- Requirements: Write out the records that appear below, verbatim and complete, but without pictures.
#### Data to use ####
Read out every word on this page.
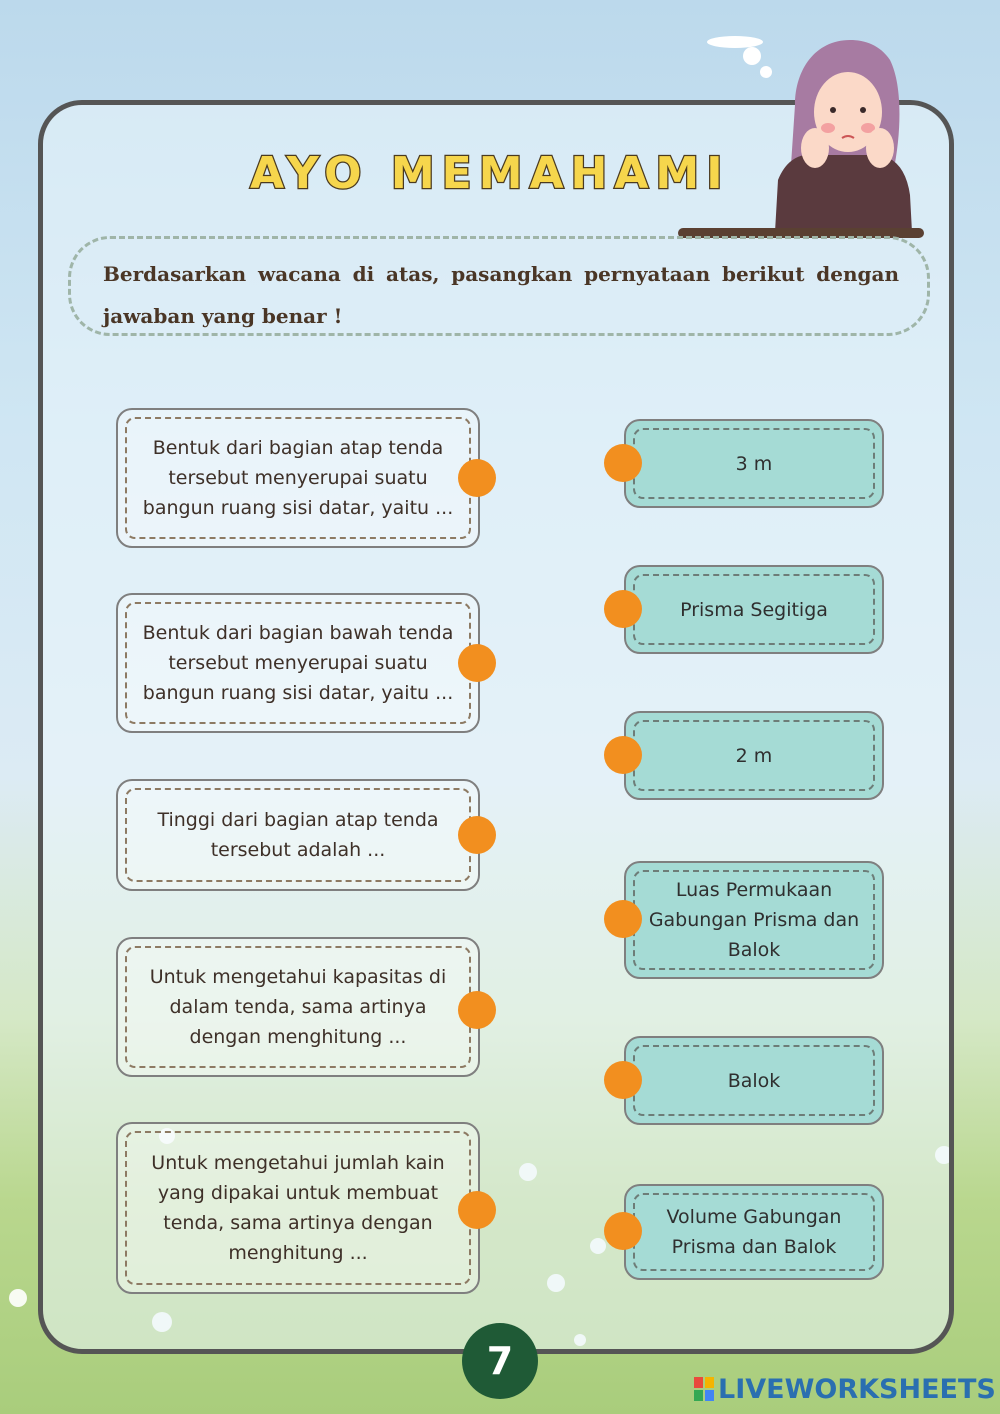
AYO MEMAHAMI
Berdasarkan wacana di atas, pasangkan pernyataan berikut dengan jawaban yang benar !
Bentuk dari bagian atap tenda tersebut menyerupai suatu bangun ruang sisi datar, yaitu ...
Bentuk dari bagian bawah tenda tersebut menyerupai suatu bangun ruang sisi datar, yaitu ...
Tinggi dari bagian atap tenda tersebut adalah ...
Untuk mengetahui kapasitas di dalam tenda, sama artinya dengan menghitung ...
Untuk mengetahui jumlah kain yang dipakai untuk membuat tenda, sama artinya dengan menghitung ...
3 m
Prisma Segitiga
2 m
Luas Permukaan Gabungan Prisma dan Balok
Balok
Volume Gabungan Prisma dan Balok
7
LIVEWORKSHEETS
####
- Exercise answer:
Read out every word on this page.
AYO MEMAHAMI
Berdasarkan wacana di atas, pasangkan pernyataan berikut dengan jawaban yang benar !
Bentuk dari bagian atap tenda tersebut menyerupai suatu bangun ruang sisi datar, yaitu ...
Bentuk dari bagian bawah tenda tersebut menyerupai suatu bangun ruang sisi datar, yaitu ...
Tinggi dari bagian atap tenda tersebut adalah ...
Untuk mengetahui kapasitas di dalam tenda, sama artinya dengan menghitung ...
Untuk mengetahui jumlah kain yang dipakai untuk membuat tenda, sama artinya dengan menghitung ...
3 m
Prisma Segitiga
2 m
Luas Permukaan Gabungan Prisma dan Balok
Balok
Volume Gabungan Prisma dan Balok
7
LIVEWORKSHEETS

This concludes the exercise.